WHAT IS BEING ASKED:
Show every line in the records below that contains the word "通信機能".

ENTRIES PROVIDED:

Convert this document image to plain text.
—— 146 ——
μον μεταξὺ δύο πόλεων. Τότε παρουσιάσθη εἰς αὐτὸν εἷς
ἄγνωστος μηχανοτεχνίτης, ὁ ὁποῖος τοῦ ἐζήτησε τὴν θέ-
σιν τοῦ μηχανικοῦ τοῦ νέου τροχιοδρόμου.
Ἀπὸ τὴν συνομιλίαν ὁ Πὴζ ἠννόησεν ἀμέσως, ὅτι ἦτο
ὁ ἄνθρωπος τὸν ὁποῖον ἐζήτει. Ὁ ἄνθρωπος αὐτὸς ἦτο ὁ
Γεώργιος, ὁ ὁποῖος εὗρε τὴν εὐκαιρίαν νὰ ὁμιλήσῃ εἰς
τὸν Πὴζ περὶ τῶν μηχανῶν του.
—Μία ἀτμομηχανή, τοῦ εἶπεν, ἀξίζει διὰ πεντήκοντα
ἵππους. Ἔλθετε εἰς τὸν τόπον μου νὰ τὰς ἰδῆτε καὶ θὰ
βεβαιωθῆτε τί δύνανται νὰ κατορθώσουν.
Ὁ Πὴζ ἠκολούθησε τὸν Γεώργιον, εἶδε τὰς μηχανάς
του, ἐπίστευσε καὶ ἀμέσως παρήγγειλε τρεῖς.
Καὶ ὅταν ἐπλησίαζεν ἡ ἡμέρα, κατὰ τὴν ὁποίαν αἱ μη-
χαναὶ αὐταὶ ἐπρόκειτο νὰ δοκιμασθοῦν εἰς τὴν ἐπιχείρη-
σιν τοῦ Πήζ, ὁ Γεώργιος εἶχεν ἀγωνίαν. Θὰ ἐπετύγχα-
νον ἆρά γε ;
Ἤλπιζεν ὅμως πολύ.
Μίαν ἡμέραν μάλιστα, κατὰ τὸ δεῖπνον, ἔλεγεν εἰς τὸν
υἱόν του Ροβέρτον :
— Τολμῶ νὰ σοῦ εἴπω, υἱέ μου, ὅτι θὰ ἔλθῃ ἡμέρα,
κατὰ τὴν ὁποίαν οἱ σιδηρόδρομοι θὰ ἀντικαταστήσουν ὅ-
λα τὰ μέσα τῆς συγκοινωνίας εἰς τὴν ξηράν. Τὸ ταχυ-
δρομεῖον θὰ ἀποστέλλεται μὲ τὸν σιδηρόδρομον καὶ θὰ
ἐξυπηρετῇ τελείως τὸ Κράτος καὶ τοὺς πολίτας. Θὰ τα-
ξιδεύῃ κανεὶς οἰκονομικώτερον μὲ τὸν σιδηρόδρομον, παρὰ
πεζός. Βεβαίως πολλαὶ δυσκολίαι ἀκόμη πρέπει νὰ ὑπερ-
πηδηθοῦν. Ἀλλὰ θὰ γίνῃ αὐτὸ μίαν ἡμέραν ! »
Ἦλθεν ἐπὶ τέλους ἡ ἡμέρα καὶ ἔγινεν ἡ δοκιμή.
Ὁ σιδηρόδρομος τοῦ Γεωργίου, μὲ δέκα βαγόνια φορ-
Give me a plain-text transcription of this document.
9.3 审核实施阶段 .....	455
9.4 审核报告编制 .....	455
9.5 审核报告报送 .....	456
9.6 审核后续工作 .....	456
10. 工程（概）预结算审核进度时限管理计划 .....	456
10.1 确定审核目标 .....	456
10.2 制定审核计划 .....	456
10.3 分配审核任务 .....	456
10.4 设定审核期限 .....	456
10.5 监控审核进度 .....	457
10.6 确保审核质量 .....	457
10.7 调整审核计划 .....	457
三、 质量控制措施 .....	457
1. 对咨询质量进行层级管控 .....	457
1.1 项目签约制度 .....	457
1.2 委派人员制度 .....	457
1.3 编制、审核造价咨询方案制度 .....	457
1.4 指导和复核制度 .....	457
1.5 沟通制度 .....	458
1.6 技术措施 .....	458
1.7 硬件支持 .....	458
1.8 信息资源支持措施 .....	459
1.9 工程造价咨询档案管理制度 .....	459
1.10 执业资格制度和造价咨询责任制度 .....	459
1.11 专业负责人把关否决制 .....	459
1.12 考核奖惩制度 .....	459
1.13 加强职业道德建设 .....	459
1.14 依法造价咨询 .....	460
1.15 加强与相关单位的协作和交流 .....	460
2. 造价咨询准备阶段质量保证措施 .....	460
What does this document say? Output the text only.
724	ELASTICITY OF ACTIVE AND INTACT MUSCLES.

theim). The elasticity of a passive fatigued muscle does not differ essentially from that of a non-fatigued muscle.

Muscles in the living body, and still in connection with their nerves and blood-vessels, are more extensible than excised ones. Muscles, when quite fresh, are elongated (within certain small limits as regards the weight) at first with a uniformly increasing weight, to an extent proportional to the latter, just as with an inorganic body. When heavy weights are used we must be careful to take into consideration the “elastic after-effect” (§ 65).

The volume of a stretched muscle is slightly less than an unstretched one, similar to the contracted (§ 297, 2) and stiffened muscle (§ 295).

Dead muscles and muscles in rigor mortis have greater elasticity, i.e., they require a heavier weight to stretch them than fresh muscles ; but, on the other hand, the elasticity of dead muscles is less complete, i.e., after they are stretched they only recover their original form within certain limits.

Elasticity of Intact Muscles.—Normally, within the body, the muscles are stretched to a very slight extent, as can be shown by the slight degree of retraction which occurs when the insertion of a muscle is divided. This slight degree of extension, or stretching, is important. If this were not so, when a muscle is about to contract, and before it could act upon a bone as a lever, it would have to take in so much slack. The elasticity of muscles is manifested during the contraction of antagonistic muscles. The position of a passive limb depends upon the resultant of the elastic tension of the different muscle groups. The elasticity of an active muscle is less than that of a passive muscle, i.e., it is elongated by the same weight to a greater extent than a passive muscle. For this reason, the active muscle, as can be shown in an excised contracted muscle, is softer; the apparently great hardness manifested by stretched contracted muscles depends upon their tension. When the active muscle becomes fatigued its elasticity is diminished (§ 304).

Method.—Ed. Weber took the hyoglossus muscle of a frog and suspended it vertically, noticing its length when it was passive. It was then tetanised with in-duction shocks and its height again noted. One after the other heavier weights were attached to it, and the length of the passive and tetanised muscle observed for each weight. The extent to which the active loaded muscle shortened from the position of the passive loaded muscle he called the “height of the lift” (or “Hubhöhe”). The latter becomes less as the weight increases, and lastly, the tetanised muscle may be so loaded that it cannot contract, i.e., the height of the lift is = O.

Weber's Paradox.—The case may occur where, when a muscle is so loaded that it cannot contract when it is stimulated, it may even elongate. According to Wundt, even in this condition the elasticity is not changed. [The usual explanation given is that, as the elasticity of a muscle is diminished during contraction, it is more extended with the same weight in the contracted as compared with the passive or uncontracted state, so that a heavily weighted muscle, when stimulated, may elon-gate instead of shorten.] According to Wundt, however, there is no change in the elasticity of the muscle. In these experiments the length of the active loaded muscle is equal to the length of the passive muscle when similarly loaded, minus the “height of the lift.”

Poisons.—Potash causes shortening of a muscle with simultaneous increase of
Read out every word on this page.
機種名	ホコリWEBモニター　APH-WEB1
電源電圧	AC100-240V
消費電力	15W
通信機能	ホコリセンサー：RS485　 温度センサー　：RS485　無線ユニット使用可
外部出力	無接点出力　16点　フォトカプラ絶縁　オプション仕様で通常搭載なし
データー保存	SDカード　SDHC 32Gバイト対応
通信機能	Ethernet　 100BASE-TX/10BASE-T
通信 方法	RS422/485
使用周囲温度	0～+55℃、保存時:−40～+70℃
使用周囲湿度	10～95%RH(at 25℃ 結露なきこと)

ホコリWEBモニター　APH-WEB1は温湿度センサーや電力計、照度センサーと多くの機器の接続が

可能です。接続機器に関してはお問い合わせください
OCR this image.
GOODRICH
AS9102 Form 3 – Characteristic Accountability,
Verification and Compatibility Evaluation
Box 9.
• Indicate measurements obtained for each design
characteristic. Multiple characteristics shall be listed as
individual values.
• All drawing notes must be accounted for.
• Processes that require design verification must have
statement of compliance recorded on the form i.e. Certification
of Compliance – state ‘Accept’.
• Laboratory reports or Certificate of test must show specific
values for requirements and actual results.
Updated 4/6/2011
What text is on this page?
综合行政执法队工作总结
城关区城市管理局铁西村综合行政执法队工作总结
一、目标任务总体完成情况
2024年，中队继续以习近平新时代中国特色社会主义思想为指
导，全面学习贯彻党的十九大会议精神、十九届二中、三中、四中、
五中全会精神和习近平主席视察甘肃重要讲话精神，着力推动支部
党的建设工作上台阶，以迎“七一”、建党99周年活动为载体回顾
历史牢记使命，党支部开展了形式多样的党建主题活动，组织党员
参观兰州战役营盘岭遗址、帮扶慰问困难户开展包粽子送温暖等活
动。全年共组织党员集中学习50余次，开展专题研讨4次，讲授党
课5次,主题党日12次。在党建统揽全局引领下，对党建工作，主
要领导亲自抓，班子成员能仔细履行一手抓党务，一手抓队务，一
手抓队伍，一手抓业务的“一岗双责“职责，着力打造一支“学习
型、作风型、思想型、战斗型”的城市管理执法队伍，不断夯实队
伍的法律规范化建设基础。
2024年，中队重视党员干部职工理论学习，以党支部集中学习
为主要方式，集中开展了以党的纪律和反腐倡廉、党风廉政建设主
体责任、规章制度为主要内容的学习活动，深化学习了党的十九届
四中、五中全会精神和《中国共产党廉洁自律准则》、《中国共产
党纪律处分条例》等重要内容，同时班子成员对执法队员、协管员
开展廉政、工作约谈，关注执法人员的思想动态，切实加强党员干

COMPLETE RESPONSE:
通信機能	ホコリセンサー：RS485　 温度センサー　：RS485　無線ユニット使用可
通信機能	Ethernet　 100BASE-TX/10BASE-T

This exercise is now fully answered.